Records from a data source
== == ==

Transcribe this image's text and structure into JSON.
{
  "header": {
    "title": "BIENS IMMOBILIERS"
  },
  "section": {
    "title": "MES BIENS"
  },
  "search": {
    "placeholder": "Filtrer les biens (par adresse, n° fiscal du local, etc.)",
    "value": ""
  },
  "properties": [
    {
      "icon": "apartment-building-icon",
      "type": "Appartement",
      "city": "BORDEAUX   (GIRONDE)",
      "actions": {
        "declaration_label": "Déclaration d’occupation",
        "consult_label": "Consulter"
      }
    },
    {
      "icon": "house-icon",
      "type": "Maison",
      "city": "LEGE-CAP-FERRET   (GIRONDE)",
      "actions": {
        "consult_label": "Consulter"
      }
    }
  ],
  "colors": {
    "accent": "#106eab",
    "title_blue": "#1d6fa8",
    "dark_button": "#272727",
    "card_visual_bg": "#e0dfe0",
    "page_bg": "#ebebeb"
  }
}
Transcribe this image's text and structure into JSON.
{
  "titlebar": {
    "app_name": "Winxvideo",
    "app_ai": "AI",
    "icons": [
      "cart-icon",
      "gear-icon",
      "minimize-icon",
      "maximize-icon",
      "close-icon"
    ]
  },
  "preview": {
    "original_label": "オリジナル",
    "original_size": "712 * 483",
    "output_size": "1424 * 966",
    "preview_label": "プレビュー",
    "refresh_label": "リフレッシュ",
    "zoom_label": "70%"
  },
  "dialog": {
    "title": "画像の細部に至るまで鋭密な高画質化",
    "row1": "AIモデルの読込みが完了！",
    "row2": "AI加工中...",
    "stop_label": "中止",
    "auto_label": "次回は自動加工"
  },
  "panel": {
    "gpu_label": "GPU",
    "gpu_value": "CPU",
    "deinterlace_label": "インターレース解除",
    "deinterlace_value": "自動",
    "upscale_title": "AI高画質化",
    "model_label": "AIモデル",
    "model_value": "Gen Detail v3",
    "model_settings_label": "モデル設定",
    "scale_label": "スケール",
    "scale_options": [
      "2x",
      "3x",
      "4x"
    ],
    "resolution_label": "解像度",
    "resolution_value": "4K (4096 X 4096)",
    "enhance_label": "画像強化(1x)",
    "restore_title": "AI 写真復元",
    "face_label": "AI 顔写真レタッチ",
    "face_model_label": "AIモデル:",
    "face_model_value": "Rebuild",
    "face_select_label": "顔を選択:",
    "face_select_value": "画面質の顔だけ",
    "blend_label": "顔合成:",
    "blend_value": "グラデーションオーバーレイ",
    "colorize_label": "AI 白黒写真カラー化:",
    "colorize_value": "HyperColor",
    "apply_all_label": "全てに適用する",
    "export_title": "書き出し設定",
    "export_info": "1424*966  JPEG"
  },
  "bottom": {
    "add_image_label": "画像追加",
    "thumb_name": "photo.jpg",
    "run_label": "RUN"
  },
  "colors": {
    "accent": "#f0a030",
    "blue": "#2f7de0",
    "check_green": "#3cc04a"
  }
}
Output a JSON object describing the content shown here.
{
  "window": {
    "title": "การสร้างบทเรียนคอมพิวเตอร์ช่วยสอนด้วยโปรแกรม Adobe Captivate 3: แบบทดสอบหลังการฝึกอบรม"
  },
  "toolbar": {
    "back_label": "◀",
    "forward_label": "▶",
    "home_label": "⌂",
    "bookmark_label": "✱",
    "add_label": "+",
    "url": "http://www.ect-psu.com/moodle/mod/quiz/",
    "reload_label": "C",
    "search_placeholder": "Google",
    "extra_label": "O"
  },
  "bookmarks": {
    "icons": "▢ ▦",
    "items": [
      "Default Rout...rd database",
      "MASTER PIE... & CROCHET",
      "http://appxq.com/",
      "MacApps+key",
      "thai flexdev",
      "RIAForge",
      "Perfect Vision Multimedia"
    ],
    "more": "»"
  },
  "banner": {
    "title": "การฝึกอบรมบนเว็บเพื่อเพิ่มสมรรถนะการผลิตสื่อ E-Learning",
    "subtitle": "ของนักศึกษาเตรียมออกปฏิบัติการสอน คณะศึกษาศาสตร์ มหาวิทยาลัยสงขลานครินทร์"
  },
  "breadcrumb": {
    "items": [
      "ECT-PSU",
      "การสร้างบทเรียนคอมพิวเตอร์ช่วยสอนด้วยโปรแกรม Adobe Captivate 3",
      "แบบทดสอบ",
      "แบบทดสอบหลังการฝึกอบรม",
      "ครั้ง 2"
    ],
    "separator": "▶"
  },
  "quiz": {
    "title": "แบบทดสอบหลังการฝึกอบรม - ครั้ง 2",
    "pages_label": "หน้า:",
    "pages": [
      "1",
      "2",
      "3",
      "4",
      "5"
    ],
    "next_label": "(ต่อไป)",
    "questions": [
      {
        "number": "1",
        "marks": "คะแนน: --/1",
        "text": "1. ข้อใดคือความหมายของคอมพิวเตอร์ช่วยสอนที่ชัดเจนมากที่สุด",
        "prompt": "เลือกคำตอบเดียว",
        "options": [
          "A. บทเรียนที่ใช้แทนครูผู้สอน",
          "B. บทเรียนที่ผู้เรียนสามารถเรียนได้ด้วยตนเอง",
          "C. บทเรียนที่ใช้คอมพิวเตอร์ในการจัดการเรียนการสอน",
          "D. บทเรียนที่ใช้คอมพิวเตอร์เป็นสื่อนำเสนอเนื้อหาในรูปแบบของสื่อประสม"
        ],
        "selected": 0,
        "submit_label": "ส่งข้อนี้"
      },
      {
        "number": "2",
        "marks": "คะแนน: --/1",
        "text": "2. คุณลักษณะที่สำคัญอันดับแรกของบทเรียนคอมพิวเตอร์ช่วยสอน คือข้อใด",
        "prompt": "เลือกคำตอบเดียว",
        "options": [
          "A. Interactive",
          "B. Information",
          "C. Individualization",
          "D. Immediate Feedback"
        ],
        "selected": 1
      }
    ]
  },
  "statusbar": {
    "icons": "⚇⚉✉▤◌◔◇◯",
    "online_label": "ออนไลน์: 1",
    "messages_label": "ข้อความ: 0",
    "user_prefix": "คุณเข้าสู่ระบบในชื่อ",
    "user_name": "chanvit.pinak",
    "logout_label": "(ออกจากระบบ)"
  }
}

== == ==

* _Do this_
Locate the word "Captivate" in the data above. Copy every line carrying it.

* _Reply to the task_
    "title": "การสร้างบทเรียนคอมพิวเตอร์ช่วยสอนด้วยโปรแกรม Adobe Captivate 3: แบบทดสอบหลังการฝึกอบรม"
      "การสร้างบทเรียนคอมพิวเตอร์ช่วยสอนด้วยโปรแกรม Adobe Captivate 3",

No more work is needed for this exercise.